REQUIRED WORK
Each entry below should be written out exactly as it is, with no pictures.

[Data extracted from a collection]
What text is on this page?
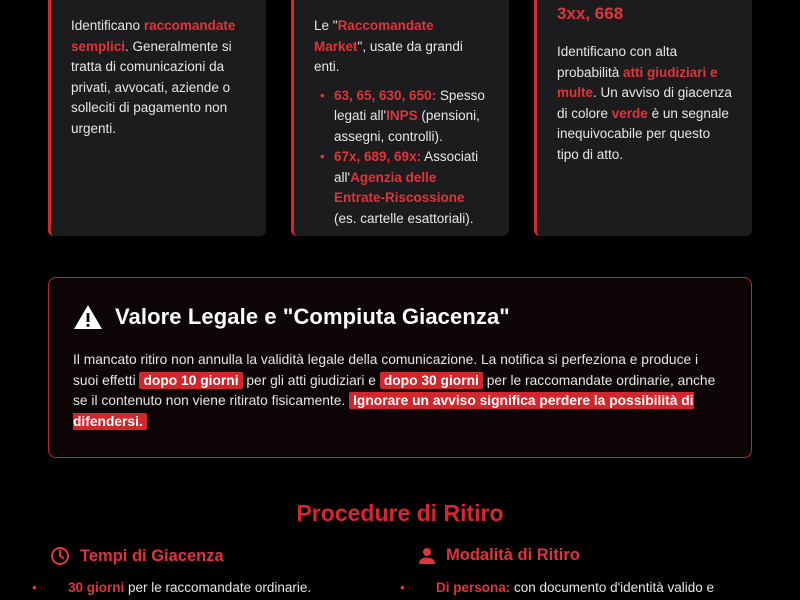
Identificano raccomandate semplici. Generalmente si tratta di comunicazioni da privati, avvocati, aziende o solleciti di pagamento non urgenti.

Le "Raccomandate Market", usate da grandi enti.

• 63, 65, 630, 650: Spesso legati all'INPS (pensioni, assegni, controlli).
• 67x, 689, 69x: Associati all'Agenzia delle Entrate-Riscossione (es. cartelle esattoriali).
3xx, 668

Identificano con alta probabilità atti giudiziari e multe. Un avviso di giacenza di colore verde è un segnale inequivocabile per questo tipo di atto.

Valore Legale e "Compiuta Giacenza"

Il mancato ritiro non annulla la validità legale della comunicazione. La notifica si perfeziona e produce i suoi effetti dopo 10 giorni per gli atti giudiziari e dopo 30 giorni per le raccomandate ordinarie, anche se il contenuto non viene ritirato fisicamente. Ignorare un avviso significa perdere la possibilità di difendersi.

Procedure di Ritiro
Tempi di Giacenza	Modalità di Ritiro
• 30 giorni per le raccomandate ordinarie.	• Di persona: con documento d'identità valido e
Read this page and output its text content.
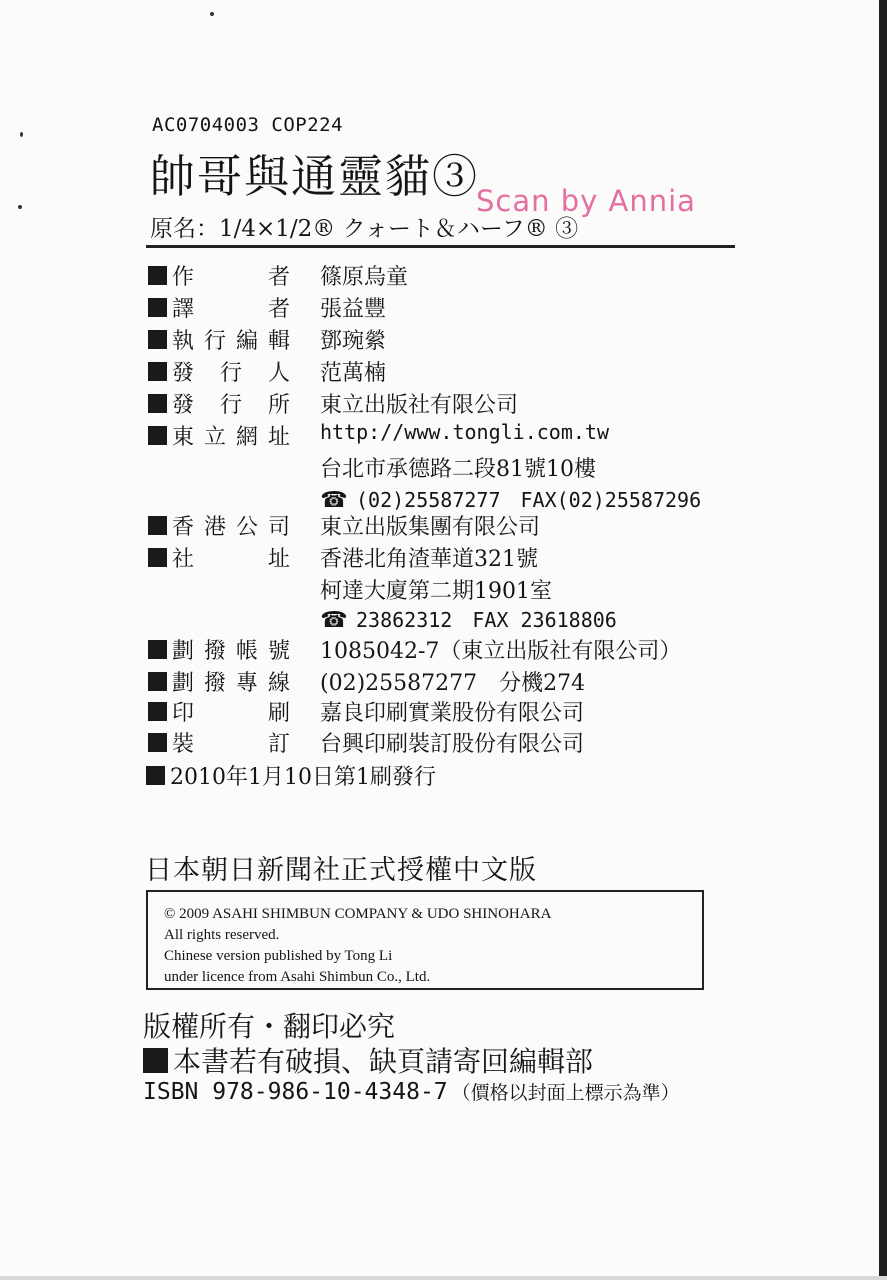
AC0704003 COP224
帥哥與通靈貓③
Scan by Annia
原名：1/4×1/2® クォート＆ハーフ® ③
作　者 篠原烏童
譯　者 張益豐
執行編輯 鄧琬縈
發行人 范萬楠
發行所 東立出版社有限公司
東立網址 http://www.tongli.com.tw
台北市承德路二段81號10樓
☎ (02)25587277　FAX(02)25587296
香港公司 東立出版集團有限公司
社　址 香港北角渣華道321號
柯達大廈第二期1901室
☎ 23862312　FAX 23618806
劃撥帳號 1085042-7（東立出版社有限公司）
劃撥專線 (02)25587277　分機274
印　刷 嘉良印刷實業股份有限公司
裝　訂 台興印刷裝訂股份有限公司
2010年1月10日第1刷發行
日本朝日新聞社正式授權中文版
© 2009 ASAHI SHIMBUN COMPANY & UDO SHINOHARA
All rights reserved.
Chinese version published by Tong Li
under licence from Asahi Shimbun Co., Ltd.
版權所有・翻印必究
本書若有破損、缺頁請寄回編輯部
ISBN 978-986-10-4348-7 （價格以封面上標示為準）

EXERCISE ANSWER
What text is on this page?
Identificano raccomandate semplici. Generalmente si tratta di comunicazioni da privati, avvocati, aziende o solleciti di pagamento non urgenti.

Le "Raccomandate Market", usate da grandi enti.

• 63, 65, 630, 650: Spesso legati all'INPS (pensioni, assegni, controlli).
• 67x, 689, 69x: Associati all'Agenzia delle Entrate-Riscossione (es. cartelle esattoriali).
3xx, 668

Identificano con alta probabilità atti giudiziari e multe. Un avviso di giacenza di colore verde è un segnale inequivocabile per questo tipo di atto.

Valore Legale e "Compiuta Giacenza"

Il mancato ritiro non annulla la validità legale della comunicazione. La notifica si perfeziona e produce i suoi effetti dopo 10 giorni per gli atti giudiziari e dopo 30 giorni per le raccomandate ordinarie, anche se il contenuto non viene ritirato fisicamente. Ignorare un avviso significa perdere la possibilità di difendersi.

Procedure di Ritiro
Tempi di Giacenza	Modalità di Ritiro
• 30 giorni per le raccomandate ordinarie.	• Di persona: con documento d'identità valido e
Read this page and output its text content.
AC0704003 COP224
帥哥與通靈貓③
Scan by Annia
原名：1/4×1/2® クォート＆ハーフ® ③
作　者 篠原烏童
譯　者 張益豐
執行編輯 鄧琬縈
發行人 范萬楠
發行所 東立出版社有限公司
東立網址 http://www.tongli.com.tw
台北市承德路二段81號10樓
☎ (02)25587277　FAX(02)25587296
香港公司 東立出版集團有限公司
社　址 香港北角渣華道321號
柯達大廈第二期1901室
☎ 23862312　FAX 23618806
劃撥帳號 1085042-7（東立出版社有限公司）
劃撥專線 (02)25587277　分機274
印　刷 嘉良印刷實業股份有限公司
裝　訂 台興印刷裝訂股份有限公司
2010年1月10日第1刷發行
日本朝日新聞社正式授權中文版
© 2009 ASAHI SHIMBUN COMPANY & UDO SHINOHARA
All rights reserved.
Chinese version published by Tong Li
under licence from Asahi Shimbun Co., Ltd.
版權所有・翻印必究
本書若有破損、缺頁請寄回編輯部
ISBN 978-986-10-4348-7 （價格以封面上標示為準）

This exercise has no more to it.